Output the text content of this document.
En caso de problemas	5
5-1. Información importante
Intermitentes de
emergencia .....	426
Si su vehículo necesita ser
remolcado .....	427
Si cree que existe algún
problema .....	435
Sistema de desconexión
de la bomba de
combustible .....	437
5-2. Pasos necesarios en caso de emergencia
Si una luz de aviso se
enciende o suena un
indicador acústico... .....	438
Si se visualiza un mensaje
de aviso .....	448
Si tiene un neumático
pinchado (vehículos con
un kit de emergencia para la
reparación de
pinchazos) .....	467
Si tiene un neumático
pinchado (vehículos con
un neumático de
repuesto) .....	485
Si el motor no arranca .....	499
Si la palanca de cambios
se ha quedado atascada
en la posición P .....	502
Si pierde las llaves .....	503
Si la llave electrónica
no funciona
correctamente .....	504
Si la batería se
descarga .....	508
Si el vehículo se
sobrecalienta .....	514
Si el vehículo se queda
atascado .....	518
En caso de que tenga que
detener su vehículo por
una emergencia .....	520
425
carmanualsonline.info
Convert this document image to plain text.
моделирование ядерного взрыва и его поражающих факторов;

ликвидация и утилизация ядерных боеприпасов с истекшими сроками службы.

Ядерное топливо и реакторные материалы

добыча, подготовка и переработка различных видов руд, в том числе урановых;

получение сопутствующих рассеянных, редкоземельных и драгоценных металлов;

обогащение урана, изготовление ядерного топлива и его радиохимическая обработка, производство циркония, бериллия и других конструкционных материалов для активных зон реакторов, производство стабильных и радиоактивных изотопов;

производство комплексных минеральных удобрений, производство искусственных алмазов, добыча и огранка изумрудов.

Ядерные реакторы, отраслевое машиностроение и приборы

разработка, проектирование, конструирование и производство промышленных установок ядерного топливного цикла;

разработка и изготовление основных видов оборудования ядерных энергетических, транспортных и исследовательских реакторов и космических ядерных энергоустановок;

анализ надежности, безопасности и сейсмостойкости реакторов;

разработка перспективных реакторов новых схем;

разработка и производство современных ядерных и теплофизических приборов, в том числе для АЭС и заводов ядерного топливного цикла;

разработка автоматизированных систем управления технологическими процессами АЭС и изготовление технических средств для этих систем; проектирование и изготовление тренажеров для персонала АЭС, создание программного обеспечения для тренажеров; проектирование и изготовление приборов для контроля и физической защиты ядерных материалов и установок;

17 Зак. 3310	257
++++++++++++++++++++
Task description
Set down every line of the listing above again, exactly as given.

Solution to the exercise
Output the text content of this document.
En caso de problemas	5
5-1. Información importante
Intermitentes de
emergencia .....	426
Si su vehículo necesita ser
remolcado .....	427
Si cree que existe algún
problema .....	435
Sistema de desconexión
de la bomba de
combustible .....	437
5-2. Pasos necesarios en caso de emergencia
Si una luz de aviso se
enciende o suena un
indicador acústico... .....	438
Si se visualiza un mensaje
de aviso .....	448
Si tiene un neumático
pinchado (vehículos con
un kit de emergencia para la
reparación de
pinchazos) .....	467
Si tiene un neumático
pinchado (vehículos con
un neumático de
repuesto) .....	485
Si el motor no arranca .....	499
Si la palanca de cambios
se ha quedado atascada
en la posición P .....	502
Si pierde las llaves .....	503
Si la llave electrónica
no funciona
correctamente .....	504
Si la batería se
descarga .....	508
Si el vehículo se
sobrecalienta .....	514
Si el vehículo se queda
atascado .....	518
En caso de que tenga que
detener su vehículo por
una emergencia .....	520
425
carmanualsonline.info
Convert this document image to plain text.
моделирование ядерного взрыва и его поражающих факторов;

ликвидация и утилизация ядерных боеприпасов с истекшими сроками службы.

Ядерное топливо и реакторные материалы

добыча, подготовка и переработка различных видов руд, в том числе урановых;

получение сопутствующих рассеянных, редкоземельных и драгоценных металлов;

обогащение урана, изготовление ядерного топлива и его радиохимическая обработка, производство циркония, бериллия и других конструкционных материалов для активных зон реакторов, производство стабильных и радиоактивных изотопов;

производство комплексных минеральных удобрений, производство искусственных алмазов, добыча и огранка изумрудов.

Ядерные реакторы, отраслевое машиностроение и приборы

разработка, проектирование, конструирование и производство промышленных установок ядерного топливного цикла;

разработка и изготовление основных видов оборудования ядерных энергетических, транспортных и исследовательских реакторов и космических ядерных энергоустановок;

анализ надежности, безопасности и сейсмостойкости реакторов;

разработка перспективных реакторов новых схем;

разработка и производство современных ядерных и теплофизических приборов, в том числе для АЭС и заводов ядерного топливного цикла;

разработка автоматизированных систем управления технологическими процессами АЭС и изготовление технических средств для этих систем; проектирование и изготовление тренажеров для персонала АЭС, создание программного обеспечения для тренажеров; проектирование и изготовление приборов для контроля и физической защиты ядерных материалов и установок;

17 Зак. 3310	257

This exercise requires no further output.